Some records

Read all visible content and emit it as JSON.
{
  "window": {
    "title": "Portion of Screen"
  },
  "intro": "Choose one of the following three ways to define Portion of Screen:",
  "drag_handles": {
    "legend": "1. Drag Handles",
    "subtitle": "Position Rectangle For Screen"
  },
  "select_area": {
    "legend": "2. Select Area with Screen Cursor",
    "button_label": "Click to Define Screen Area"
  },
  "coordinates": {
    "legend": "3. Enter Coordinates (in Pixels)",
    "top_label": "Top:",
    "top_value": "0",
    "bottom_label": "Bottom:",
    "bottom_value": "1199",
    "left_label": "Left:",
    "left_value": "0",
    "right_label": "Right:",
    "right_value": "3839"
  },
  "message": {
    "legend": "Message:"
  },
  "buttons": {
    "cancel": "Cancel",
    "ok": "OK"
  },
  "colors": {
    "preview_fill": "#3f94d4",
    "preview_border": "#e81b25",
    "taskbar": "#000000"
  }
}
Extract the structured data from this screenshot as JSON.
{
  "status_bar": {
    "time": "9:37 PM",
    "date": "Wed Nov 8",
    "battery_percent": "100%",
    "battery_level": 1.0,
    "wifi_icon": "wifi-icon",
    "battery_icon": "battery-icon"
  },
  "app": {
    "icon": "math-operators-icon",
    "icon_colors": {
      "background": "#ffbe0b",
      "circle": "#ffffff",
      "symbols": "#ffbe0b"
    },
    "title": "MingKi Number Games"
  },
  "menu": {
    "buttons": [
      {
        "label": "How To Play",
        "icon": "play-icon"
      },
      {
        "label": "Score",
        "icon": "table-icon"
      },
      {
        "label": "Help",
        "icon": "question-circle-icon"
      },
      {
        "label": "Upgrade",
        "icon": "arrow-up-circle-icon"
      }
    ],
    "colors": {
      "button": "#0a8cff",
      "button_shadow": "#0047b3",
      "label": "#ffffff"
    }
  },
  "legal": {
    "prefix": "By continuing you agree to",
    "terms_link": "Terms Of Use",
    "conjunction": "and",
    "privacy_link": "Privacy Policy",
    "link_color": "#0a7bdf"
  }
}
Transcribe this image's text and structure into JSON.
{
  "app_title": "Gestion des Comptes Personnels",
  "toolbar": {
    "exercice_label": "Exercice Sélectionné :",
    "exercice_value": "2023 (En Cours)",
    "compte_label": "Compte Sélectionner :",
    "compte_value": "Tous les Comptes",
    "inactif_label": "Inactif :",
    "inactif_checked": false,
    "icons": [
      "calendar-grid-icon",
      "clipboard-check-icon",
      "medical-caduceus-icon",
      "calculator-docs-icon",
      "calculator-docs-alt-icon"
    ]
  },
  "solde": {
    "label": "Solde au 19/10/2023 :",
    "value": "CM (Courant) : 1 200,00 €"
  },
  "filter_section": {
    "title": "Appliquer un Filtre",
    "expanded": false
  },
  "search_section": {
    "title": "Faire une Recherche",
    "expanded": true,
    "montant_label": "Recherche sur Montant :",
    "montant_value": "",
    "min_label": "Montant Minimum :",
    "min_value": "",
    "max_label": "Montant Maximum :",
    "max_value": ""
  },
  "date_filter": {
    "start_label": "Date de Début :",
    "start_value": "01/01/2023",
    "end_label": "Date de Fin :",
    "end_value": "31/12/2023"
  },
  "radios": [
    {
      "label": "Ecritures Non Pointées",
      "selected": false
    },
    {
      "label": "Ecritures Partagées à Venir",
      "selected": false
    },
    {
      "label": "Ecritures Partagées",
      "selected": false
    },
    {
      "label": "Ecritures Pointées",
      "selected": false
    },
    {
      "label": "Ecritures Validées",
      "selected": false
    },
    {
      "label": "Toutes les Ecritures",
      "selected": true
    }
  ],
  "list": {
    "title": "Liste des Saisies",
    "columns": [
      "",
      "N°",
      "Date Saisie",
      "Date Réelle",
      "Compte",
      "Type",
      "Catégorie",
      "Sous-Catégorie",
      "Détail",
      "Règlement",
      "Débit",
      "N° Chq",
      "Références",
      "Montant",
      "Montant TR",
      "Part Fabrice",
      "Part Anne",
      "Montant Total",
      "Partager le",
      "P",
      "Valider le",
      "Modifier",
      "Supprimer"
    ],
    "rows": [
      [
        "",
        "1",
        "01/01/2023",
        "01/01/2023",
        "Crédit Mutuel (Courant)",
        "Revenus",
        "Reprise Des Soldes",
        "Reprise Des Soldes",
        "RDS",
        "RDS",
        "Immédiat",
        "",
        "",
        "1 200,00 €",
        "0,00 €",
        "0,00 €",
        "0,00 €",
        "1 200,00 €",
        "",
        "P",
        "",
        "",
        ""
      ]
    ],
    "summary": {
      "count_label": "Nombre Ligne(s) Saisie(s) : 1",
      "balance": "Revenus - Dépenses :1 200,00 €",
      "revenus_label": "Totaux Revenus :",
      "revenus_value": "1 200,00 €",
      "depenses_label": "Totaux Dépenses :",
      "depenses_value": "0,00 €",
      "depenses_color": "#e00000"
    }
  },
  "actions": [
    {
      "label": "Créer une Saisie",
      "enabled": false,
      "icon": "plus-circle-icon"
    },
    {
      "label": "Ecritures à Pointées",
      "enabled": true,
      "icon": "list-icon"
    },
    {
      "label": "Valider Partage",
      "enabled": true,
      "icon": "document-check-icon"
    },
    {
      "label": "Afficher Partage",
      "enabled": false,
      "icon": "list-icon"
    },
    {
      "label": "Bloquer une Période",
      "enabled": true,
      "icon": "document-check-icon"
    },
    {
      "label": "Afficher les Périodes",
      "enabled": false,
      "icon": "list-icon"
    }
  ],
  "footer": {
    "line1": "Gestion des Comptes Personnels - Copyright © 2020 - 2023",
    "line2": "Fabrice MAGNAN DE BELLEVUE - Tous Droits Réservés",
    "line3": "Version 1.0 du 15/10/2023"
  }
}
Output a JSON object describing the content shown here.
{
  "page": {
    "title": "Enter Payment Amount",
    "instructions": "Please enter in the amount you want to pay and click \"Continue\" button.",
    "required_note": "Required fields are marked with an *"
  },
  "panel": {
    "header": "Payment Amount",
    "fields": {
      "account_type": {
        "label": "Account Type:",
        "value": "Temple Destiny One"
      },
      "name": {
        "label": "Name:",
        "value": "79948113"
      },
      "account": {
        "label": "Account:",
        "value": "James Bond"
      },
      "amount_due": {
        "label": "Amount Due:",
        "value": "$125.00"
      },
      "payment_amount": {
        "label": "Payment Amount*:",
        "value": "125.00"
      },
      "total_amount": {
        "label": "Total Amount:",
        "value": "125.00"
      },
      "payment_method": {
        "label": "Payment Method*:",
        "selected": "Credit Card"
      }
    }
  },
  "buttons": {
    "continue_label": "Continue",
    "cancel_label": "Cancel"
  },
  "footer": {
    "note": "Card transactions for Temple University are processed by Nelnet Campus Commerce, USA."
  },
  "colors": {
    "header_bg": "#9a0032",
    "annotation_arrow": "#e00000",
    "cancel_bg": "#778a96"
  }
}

• [Task directions]:
Copy the material above verbatim.

• [Response]:
Read all visible content and emit it as JSON.
{
  "window": {
    "title": "Portion of Screen"
  },
  "intro": "Choose one of the following three ways to define Portion of Screen:",
  "drag_handles": {
    "legend": "1. Drag Handles",
    "subtitle": "Position Rectangle For Screen"
  },
  "select_area": {
    "legend": "2. Select Area with Screen Cursor",
    "button_label": "Click to Define Screen Area"
  },
  "coordinates": {
    "legend": "3. Enter Coordinates (in Pixels)",
    "top_label": "Top:",
    "top_value": "0",
    "bottom_label": "Bottom:",
    "bottom_value": "1199",
    "left_label": "Left:",
    "left_value": "0",
    "right_label": "Right:",
    "right_value": "3839"
  },
  "message": {
    "legend": "Message:"
  },
  "buttons": {
    "cancel": "Cancel",
    "ok": "OK"
  },
  "colors": {
    "preview_fill": "#3f94d4",
    "preview_border": "#e81b25",
    "taskbar": "#000000"
  }
}
Extract the structured data from this screenshot as JSON.
{
  "status_bar": {
    "time": "9:37 PM",
    "date": "Wed Nov 8",
    "battery_percent": "100%",
    "battery_level": 1.0,
    "wifi_icon": "wifi-icon",
    "battery_icon": "battery-icon"
  },
  "app": {
    "icon": "math-operators-icon",
    "icon_colors": {
      "background": "#ffbe0b",
      "circle": "#ffffff",
      "symbols": "#ffbe0b"
    },
    "title": "MingKi Number Games"
  },
  "menu": {
    "buttons": [
      {
        "label": "How To Play",
        "icon": "play-icon"
      },
      {
        "label": "Score",
        "icon": "table-icon"
      },
      {
        "label": "Help",
        "icon": "question-circle-icon"
      },
      {
        "label": "Upgrade",
        "icon": "arrow-up-circle-icon"
      }
    ],
    "colors": {
      "button": "#0a8cff",
      "button_shadow": "#0047b3",
      "label": "#ffffff"
    }
  },
  "legal": {
    "prefix": "By continuing you agree to",
    "terms_link": "Terms Of Use",
    "conjunction": "and",
    "privacy_link": "Privacy Policy",
    "link_color": "#0a7bdf"
  }
}
Transcribe this image's text and structure into JSON.
{
  "app_title": "Gestion des Comptes Personnels",
  "toolbar": {
    "exercice_label": "Exercice Sélectionné :",
    "exercice_value": "2023 (En Cours)",
    "compte_label": "Compte Sélectionner :",
    "compte_value": "Tous les Comptes",
    "inactif_label": "Inactif :",
    "inactif_checked": false,
    "icons": [
      "calendar-grid-icon",
      "clipboard-check-icon",
      "medical-caduceus-icon",
      "calculator-docs-icon",
      "calculator-docs-alt-icon"
    ]
  },
  "solde": {
    "label": "Solde au 19/10/2023 :",
    "value": "CM (Courant) : 1 200,00 €"
  },
  "filter_section": {
    "title": "Appliquer un Filtre",
    "expanded": false
  },
  "search_section": {
    "title": "Faire une Recherche",
    "expanded": true,
    "montant_label": "Recherche sur Montant :",
    "montant_value": "",
    "min_label": "Montant Minimum :",
    "min_value": "",
    "max_label": "Montant Maximum :",
    "max_value": ""
  },
  "date_filter": {
    "start_label": "Date de Début :",
    "start_value": "01/01/2023",
    "end_label": "Date de Fin :",
    "end_value": "31/12/2023"
  },
  "radios": [
    {
      "label": "Ecritures Non Pointées",
      "selected": false
    },
    {
      "label": "Ecritures Partagées à Venir",
      "selected": false
    },
    {
      "label": "Ecritures Partagées",
      "selected": false
    },
    {
      "label": "Ecritures Pointées",
      "selected": false
    },
    {
      "label": "Ecritures Validées",
      "selected": false
    },
    {
      "label": "Toutes les Ecritures",
      "selected": true
    }
  ],
  "list": {
    "title": "Liste des Saisies",
    "columns": [
      "",
      "N°",
      "Date Saisie",
      "Date Réelle",
      "Compte",
      "Type",
      "Catégorie",
      "Sous-Catégorie",
      "Détail",
      "Règlement",
      "Débit",
      "N° Chq",
      "Références",
      "Montant",
      "Montant TR",
      "Part Fabrice",
      "Part Anne",
      "Montant Total",
      "Partager le",
      "P",
      "Valider le",
      "Modifier",
      "Supprimer"
    ],
    "rows": [
      [
        "",
        "1",
        "01/01/2023",
        "01/01/2023",
        "Crédit Mutuel (Courant)",
        "Revenus",
        "Reprise Des Soldes",
        "Reprise Des Soldes",
        "RDS",
        "RDS",
        "Immédiat",
        "",
        "",
        "1 200,00 €",
        "0,00 €",
        "0,00 €",
        "0,00 €",
        "1 200,00 €",
        "",
        "P",
        "",
        "",
        ""
      ]
    ],
    "summary": {
      "count_label": "Nombre Ligne(s) Saisie(s) : 1",
      "balance": "Revenus - Dépenses :1 200,00 €",
      "revenus_label": "Totaux Revenus :",
      "revenus_value": "1 200,00 €",
      "depenses_label": "Totaux Dépenses :",
      "depenses_value": "0,00 €",
      "depenses_color": "#e00000"
    }
  },
  "actions": [
    {
      "label": "Créer une Saisie",
      "enabled": false,
      "icon": "plus-circle-icon"
    },
    {
      "label": "Ecritures à Pointées",
      "enabled": true,
      "icon": "list-icon"
    },
    {
      "label": "Valider Partage",
      "enabled": true,
      "icon": "document-check-icon"
    },
    {
      "label": "Afficher Partage",
      "enabled": false,
      "icon": "list-icon"
    },
    {
      "label": "Bloquer une Période",
      "enabled": true,
      "icon": "document-check-icon"
    },
    {
      "label": "Afficher les Périodes",
      "enabled": false,
      "icon": "list-icon"
    }
  ],
  "footer": {
    "line1": "Gestion des Comptes Personnels - Copyright © 2020 - 2023",
    "line2": "Fabrice MAGNAN DE BELLEVUE - Tous Droits Réservés",
    "line3": "Version 1.0 du 15/10/2023"
  }
}
Output a JSON object describing the content shown here.
{
  "page": {
    "title": "Enter Payment Amount",
    "instructions": "Please enter in the amount you want to pay and click \"Continue\" button.",
    "required_note": "Required fields are marked with an *"
  },
  "panel": {
    "header": "Payment Amount",
    "fields": {
      "account_type": {
        "label": "Account Type:",
        "value": "Temple Destiny One"
      },
      "name": {
        "label": "Name:",
        "value": "79948113"
      },
      "account": {
        "label": "Account:",
        "value": "James Bond"
      },
      "amount_due": {
        "label": "Amount Due:",
        "value": "$125.00"
      },
      "payment_amount": {
        "label": "Payment Amount*:",
        "value": "125.00"
      },
      "total_amount": {
        "label": "Total Amount:",
        "value": "125.00"
      },
      "payment_method": {
        "label": "Payment Method*:",
        "selected": "Credit Card"
      }
    }
  },
  "buttons": {
    "continue_label": "Continue",
    "cancel_label": "Cancel"
  },
  "footer": {
    "note": "Card transactions for Temple University are processed by Nelnet Campus Commerce, USA."
  },
  "colors": {
    "header_bg": "#9a0032",
    "annotation_arrow": "#e00000",
    "cancel_bg": "#778a96"
  }
}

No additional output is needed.